>> BEGIN Listed records

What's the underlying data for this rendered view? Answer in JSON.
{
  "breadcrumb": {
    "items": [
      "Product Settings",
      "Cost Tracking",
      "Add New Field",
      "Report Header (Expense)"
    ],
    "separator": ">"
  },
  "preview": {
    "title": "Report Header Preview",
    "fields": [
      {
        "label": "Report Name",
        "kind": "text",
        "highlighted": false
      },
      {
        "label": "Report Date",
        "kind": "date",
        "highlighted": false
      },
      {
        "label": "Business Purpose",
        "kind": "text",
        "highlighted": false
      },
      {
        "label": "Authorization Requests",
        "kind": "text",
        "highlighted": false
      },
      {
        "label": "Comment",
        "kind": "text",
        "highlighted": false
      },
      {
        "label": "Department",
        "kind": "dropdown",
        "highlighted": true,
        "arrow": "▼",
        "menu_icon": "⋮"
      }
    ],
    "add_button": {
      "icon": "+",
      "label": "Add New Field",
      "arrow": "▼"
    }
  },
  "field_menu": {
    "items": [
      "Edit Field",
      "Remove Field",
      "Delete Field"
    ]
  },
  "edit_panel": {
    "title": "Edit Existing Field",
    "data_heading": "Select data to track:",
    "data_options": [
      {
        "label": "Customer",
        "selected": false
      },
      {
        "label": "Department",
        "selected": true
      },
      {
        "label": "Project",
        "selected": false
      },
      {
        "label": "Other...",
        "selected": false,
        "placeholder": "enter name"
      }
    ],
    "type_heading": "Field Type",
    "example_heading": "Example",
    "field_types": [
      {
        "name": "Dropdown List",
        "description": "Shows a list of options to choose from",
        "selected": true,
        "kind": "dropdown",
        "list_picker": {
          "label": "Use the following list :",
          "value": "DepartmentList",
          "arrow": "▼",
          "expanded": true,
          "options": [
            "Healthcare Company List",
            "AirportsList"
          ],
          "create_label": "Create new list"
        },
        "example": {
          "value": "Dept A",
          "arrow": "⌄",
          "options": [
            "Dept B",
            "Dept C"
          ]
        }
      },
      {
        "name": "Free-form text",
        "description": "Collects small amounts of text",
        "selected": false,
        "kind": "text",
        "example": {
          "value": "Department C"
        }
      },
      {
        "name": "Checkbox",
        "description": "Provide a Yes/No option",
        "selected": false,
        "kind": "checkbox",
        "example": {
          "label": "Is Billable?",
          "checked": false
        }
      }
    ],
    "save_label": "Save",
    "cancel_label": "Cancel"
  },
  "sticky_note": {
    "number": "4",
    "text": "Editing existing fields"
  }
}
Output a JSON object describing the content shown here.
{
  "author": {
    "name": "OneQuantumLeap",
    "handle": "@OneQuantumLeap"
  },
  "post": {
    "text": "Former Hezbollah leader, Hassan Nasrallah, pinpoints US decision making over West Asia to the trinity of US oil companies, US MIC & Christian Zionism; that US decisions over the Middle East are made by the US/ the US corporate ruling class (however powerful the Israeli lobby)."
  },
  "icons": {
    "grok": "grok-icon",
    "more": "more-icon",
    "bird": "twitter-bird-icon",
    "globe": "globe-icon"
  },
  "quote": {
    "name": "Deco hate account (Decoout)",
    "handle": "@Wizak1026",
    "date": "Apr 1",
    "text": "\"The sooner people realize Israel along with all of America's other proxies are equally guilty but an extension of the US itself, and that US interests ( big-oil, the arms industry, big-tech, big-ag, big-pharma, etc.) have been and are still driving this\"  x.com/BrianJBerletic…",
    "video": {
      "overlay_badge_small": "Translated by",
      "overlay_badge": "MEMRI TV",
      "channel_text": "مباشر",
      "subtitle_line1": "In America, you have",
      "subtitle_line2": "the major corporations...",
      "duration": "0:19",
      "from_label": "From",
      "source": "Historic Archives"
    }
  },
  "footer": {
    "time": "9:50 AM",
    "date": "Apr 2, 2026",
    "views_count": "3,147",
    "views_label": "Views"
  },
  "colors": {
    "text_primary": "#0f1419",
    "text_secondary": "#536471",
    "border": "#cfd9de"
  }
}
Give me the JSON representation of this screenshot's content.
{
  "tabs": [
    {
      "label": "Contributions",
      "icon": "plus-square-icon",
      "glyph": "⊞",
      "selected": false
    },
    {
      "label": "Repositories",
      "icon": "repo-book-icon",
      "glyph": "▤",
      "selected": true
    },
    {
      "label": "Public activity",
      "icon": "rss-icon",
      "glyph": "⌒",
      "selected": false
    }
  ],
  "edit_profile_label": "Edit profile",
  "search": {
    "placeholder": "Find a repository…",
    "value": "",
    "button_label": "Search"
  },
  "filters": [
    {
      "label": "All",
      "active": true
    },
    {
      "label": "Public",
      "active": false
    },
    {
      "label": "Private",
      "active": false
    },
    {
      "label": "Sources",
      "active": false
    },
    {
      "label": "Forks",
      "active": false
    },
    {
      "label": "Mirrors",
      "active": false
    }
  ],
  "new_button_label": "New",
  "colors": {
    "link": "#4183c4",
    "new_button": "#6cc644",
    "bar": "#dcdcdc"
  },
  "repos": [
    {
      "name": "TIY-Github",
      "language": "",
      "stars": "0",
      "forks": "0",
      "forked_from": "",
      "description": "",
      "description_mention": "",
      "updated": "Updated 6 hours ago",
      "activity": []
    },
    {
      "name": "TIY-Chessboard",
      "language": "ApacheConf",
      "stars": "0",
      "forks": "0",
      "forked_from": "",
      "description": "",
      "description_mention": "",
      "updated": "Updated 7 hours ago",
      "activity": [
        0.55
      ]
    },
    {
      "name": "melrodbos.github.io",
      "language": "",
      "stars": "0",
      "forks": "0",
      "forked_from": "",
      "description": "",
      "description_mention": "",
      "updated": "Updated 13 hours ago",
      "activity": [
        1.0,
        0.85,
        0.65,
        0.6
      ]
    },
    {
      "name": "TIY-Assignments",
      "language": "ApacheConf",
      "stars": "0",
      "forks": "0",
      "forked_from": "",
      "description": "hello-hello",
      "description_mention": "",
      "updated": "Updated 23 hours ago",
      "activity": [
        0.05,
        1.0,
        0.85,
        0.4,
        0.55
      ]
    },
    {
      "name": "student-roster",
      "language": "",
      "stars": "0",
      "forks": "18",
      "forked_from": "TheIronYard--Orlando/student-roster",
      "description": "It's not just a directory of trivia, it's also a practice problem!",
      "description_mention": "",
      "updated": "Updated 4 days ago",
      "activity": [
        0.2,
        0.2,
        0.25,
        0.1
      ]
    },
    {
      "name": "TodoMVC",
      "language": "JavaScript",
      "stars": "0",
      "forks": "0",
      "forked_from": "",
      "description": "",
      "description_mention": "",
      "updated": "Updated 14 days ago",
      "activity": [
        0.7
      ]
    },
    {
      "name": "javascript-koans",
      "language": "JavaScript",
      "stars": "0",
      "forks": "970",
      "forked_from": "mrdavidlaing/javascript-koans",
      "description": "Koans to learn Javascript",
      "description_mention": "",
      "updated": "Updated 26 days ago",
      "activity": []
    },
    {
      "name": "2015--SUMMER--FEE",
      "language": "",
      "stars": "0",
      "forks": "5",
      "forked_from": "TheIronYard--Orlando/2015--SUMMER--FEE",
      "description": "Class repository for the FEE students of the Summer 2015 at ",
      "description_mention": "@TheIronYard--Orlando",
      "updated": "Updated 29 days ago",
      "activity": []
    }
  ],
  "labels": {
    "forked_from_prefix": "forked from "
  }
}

>> END Listed records

-- Aim --
Locate and copy each line in the data above that includes the word "content".

-- Problem solution --
Output a JSON object describing the content shown here.
Give me the JSON representation of this screenshot's content.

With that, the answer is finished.